GIVEN DATA
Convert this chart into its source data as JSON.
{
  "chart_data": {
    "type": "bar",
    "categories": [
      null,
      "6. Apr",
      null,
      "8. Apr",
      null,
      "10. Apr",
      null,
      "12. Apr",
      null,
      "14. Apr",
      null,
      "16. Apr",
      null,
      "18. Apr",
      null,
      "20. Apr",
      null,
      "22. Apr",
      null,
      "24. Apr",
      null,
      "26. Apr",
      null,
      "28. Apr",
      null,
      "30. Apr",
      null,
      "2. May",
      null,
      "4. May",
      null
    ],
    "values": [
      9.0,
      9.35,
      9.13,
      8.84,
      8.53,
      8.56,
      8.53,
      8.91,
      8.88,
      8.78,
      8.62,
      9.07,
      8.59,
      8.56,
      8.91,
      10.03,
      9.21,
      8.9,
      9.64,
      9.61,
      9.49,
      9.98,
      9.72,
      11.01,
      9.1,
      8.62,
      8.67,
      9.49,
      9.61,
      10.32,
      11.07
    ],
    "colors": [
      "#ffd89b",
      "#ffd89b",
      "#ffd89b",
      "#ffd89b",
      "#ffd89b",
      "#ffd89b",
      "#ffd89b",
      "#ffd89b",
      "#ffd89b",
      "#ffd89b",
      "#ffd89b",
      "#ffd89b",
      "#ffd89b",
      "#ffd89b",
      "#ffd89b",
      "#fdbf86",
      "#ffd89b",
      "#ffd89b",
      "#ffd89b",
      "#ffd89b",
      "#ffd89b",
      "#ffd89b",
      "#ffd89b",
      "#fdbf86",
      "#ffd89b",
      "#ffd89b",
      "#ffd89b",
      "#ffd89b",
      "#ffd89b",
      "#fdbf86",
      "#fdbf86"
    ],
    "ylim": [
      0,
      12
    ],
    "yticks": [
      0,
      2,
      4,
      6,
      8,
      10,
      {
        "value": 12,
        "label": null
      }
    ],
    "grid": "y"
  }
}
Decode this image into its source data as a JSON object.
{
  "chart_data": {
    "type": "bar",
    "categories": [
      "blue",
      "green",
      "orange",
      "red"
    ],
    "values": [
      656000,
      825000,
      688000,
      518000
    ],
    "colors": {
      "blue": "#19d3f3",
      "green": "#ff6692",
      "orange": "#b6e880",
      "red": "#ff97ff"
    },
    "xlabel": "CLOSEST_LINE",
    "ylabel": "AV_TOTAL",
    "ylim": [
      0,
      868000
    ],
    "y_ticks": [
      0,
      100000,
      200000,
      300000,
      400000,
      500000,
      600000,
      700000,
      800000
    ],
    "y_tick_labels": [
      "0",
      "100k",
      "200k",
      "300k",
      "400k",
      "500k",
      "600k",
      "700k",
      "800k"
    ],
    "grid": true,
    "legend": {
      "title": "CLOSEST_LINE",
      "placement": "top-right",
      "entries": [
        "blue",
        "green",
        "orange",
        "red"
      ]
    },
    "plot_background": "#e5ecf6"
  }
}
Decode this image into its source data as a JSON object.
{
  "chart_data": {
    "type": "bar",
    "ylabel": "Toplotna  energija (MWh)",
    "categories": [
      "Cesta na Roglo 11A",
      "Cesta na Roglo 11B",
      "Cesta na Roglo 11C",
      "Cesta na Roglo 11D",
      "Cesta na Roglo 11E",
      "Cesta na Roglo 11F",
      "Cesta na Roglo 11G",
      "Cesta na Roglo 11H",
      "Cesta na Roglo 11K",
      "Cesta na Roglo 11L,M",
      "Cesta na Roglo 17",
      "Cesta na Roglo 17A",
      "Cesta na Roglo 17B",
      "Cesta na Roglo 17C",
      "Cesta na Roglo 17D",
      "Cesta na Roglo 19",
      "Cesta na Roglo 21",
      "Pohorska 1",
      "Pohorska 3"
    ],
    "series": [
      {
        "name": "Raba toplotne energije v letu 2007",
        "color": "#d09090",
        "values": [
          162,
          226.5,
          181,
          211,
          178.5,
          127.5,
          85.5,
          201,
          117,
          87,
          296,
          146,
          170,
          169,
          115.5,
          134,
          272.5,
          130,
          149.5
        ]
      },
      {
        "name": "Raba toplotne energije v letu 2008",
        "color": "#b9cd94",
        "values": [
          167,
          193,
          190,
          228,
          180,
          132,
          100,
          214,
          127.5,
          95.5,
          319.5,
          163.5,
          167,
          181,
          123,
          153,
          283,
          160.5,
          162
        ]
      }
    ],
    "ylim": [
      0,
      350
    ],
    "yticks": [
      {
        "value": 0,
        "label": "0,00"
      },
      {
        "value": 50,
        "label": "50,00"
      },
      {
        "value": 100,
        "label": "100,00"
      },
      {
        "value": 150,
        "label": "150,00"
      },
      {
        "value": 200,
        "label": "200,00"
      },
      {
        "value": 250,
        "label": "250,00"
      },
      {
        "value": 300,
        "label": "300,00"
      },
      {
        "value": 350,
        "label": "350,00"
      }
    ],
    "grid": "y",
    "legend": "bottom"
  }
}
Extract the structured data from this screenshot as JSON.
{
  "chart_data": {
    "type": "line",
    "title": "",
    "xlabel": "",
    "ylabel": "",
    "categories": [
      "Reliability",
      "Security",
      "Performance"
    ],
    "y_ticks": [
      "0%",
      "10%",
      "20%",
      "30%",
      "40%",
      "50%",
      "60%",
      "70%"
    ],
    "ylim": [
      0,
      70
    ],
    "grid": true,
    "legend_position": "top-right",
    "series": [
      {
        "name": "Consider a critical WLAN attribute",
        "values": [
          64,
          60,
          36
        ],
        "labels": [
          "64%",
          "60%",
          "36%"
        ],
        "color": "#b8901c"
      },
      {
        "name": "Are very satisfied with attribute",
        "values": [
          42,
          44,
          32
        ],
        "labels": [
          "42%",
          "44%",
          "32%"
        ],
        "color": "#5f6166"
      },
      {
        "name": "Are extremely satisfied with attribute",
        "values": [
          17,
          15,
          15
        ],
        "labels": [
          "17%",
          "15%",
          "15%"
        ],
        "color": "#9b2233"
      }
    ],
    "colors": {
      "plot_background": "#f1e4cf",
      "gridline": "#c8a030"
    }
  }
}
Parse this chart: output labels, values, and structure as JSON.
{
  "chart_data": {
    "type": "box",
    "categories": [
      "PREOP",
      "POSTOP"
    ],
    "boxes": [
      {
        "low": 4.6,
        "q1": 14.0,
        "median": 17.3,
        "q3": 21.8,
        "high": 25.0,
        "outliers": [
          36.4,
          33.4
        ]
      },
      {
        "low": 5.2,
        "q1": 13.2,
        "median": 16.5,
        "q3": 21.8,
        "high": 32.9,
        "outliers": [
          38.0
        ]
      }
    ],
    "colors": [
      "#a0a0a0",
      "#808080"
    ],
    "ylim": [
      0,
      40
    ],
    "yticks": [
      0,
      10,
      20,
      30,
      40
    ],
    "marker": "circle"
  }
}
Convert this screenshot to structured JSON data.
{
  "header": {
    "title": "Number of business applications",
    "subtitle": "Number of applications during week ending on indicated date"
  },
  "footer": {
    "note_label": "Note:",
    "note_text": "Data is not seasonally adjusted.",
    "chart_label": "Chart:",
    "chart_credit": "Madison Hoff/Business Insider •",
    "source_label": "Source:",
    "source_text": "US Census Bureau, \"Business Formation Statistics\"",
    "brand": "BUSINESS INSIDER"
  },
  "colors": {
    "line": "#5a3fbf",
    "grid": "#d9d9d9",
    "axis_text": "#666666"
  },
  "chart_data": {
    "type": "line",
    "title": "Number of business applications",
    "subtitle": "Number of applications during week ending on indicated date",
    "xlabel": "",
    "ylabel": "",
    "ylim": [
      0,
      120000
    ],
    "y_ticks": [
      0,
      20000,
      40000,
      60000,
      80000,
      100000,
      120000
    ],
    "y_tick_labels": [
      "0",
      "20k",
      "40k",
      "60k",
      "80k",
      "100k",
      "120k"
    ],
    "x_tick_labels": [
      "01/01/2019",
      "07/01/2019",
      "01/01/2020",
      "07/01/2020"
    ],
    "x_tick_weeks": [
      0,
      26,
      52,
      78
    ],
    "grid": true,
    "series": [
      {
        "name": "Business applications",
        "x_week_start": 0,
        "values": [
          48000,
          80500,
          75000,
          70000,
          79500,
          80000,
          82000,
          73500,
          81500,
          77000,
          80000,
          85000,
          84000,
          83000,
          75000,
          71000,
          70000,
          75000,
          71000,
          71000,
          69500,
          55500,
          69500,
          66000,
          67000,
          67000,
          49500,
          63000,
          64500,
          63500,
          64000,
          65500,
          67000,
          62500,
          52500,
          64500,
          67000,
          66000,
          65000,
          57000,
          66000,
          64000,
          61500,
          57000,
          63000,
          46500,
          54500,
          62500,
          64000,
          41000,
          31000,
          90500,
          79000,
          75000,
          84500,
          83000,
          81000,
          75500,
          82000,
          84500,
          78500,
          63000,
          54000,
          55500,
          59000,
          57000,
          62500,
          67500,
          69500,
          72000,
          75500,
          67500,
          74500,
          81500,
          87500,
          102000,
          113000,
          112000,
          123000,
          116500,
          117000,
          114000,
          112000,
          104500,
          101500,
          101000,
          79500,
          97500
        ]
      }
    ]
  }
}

AIM OF THE EXERCISE
Copy each line of the listing that includes "with".

SOLUTION TO THIS EXERCISE
        "name": "Are very satisfied with attribute",
        "name": "Are extremely satisfied with attribute",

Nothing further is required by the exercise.